● Records for the task:
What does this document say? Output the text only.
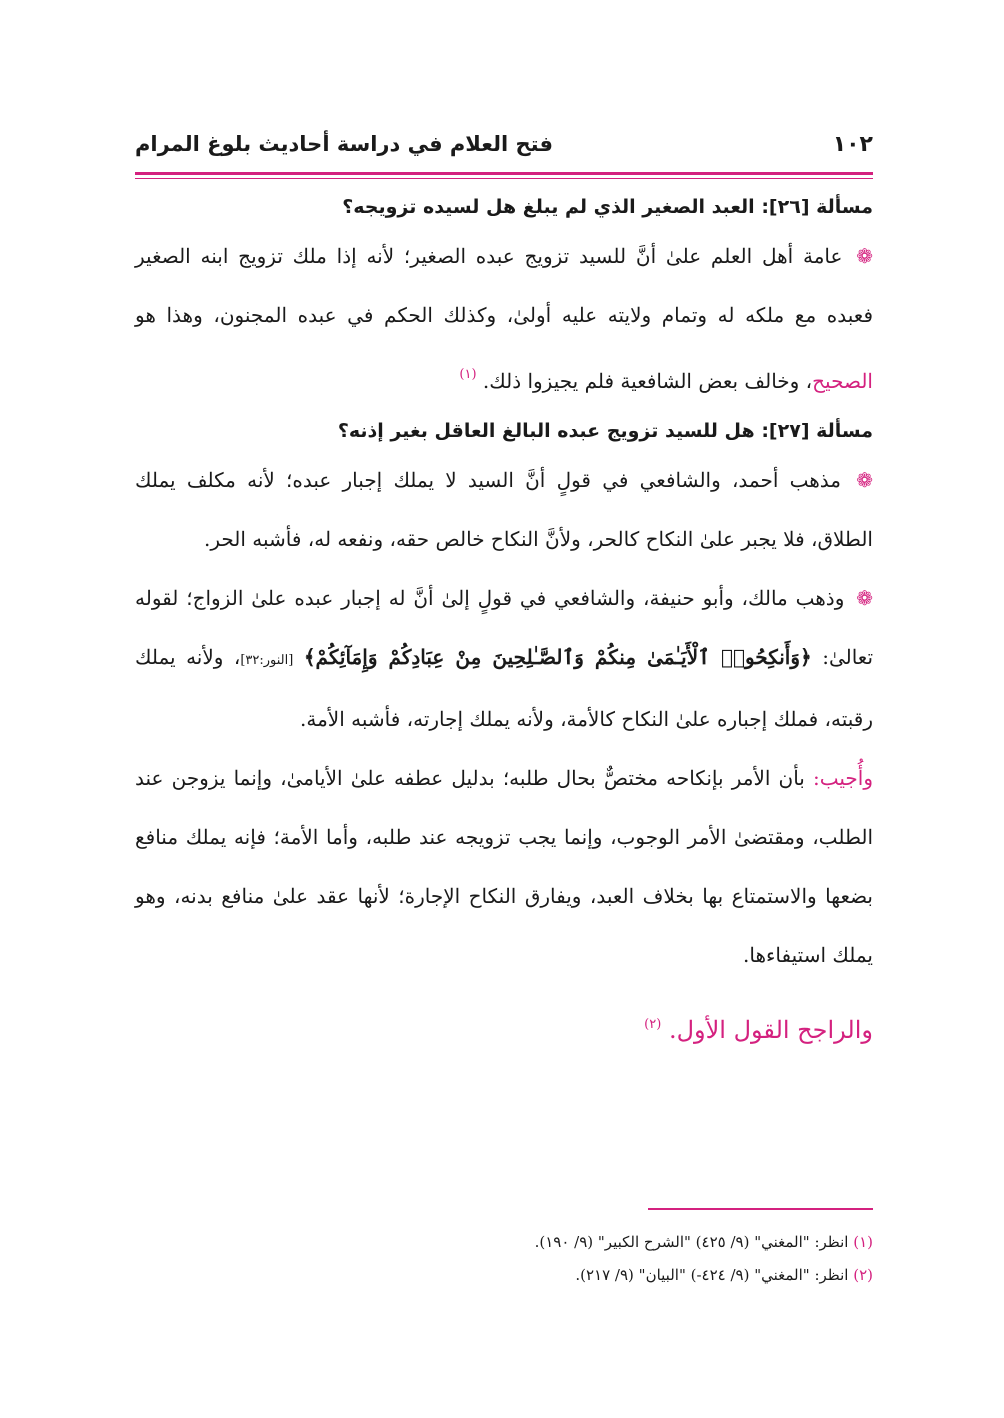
١٠٢
فتح العلام في دراسة أحاديث بلوغ المرام

مسألة [٢٦]: العبد الصغير الذي لم يبلغ هل لسيده تزويجه؟

❁ عامة أهل العلم علىٰ أنَّ للسيد تزويج عبده الصغير؛ لأنه إذا ملك تزويج ابنه الصغير فعبده مع ملكه له وتمام ولايته عليه أولىٰ، وكذلك الحكم في عبده المجنون، وهذا هو الصحيح، وخالف بعض الشافعية فلم يجيزوا ذلك. $^{(١)}$

مسألة [٢٧]: هل للسيد تزويج عبده البالغ العاقل بغير إذنه؟

❁ مذهب أحمد، والشافعي في قولٍ أنَّ السيد لا يملك إجبار عبده؛ لأنه مكلف يملك الطلاق، فلا يجبر علىٰ النكاح كالحر، ولأنَّ النكاح خالص حقه، ونفعه له، فأشبه الحر.

❁ وذهب مالك، وأبو حنيفة، والشافعي في قولٍ إلىٰ أنَّ له إجبار عبده علىٰ الزواج؛ لقوله تعالىٰ: ﴿وَأَنكِحُوا۟ ٱلْأَيَـٰمَىٰ مِنكُمْ وَٱلصَّـٰلِحِينَ مِنْ عِبَادِكُمْ وَإِمَآئِكُمْ﴾ [النور:٣٢]، ولأنه يملك رقبته، فملك إجباره علىٰ النكاح كالأمة، ولأنه يملك إجارته، فأشبه الأمة.

وأُجيب: بأن الأمر بإنكاحه مختصٌّ بحال طلبه؛ بدليل عطفه علىٰ الأيامىٰ، وإنما يزوجن عند الطلب، ومقتضىٰ الأمر الوجوب، وإنما يجب تزويجه عند طلبه، وأما الأمة؛ فإنه يملك منافع بضعها والاستمتاع بها بخلاف العبد، ويفارق النكاح الإجارة؛ لأنها عقد علىٰ منافع بدنه، وهو يملك استيفاءها.

والراجح القول الأول. $^{(٢)}$

(١) انظر: "المغني" (٩/ ٤٢٥) "الشرح الكبير" (٩/ ١٩٠).
(٢) انظر: "المغني" (٩/ ٤٢٤-) "البيان" (٩/ ٢١٧).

● Written task:
Repeat each record exactly as shown above, dropping all images.

● Full solution:
What does this document say? Output the text only.
١٠٢
فتح العلام في دراسة أحاديث بلوغ المرام

مسألة [٢٦]: العبد الصغير الذي لم يبلغ هل لسيده تزويجه؟

❁ عامة أهل العلم علىٰ أنَّ للسيد تزويج عبده الصغير؛ لأنه إذا ملك تزويج ابنه الصغير فعبده مع ملكه له وتمام ولايته عليه أولىٰ، وكذلك الحكم في عبده المجنون، وهذا هو الصحيح، وخالف بعض الشافعية فلم يجيزوا ذلك. $^{(١)}$

مسألة [٢٧]: هل للسيد تزويج عبده البالغ العاقل بغير إذنه؟

❁ مذهب أحمد، والشافعي في قولٍ أنَّ السيد لا يملك إجبار عبده؛ لأنه مكلف يملك الطلاق، فلا يجبر علىٰ النكاح كالحر، ولأنَّ النكاح خالص حقه، ونفعه له، فأشبه الحر.

❁ وذهب مالك، وأبو حنيفة، والشافعي في قولٍ إلىٰ أنَّ له إجبار عبده علىٰ الزواج؛ لقوله تعالىٰ: ﴿وَأَنكِحُوا۟ ٱلْأَيَـٰمَىٰ مِنكُمْ وَٱلصَّـٰلِحِينَ مِنْ عِبَادِكُمْ وَإِمَآئِكُمْ﴾ [النور:٣٢]، ولأنه يملك رقبته، فملك إجباره علىٰ النكاح كالأمة، ولأنه يملك إجارته، فأشبه الأمة.

وأُجيب: بأن الأمر بإنكاحه مختصٌّ بحال طلبه؛ بدليل عطفه علىٰ الأيامىٰ، وإنما يزوجن عند الطلب، ومقتضىٰ الأمر الوجوب، وإنما يجب تزويجه عند طلبه، وأما الأمة؛ فإنه يملك منافع بضعها والاستمتاع بها بخلاف العبد، ويفارق النكاح الإجارة؛ لأنها عقد علىٰ منافع بدنه، وهو يملك استيفاءها.

والراجح القول الأول. $^{(٢)}$

(١) انظر: "المغني" (٩/ ٤٢٥) "الشرح الكبير" (٩/ ١٩٠).
(٢) انظر: "المغني" (٩/ ٤٢٤-) "البيان" (٩/ ٢١٧).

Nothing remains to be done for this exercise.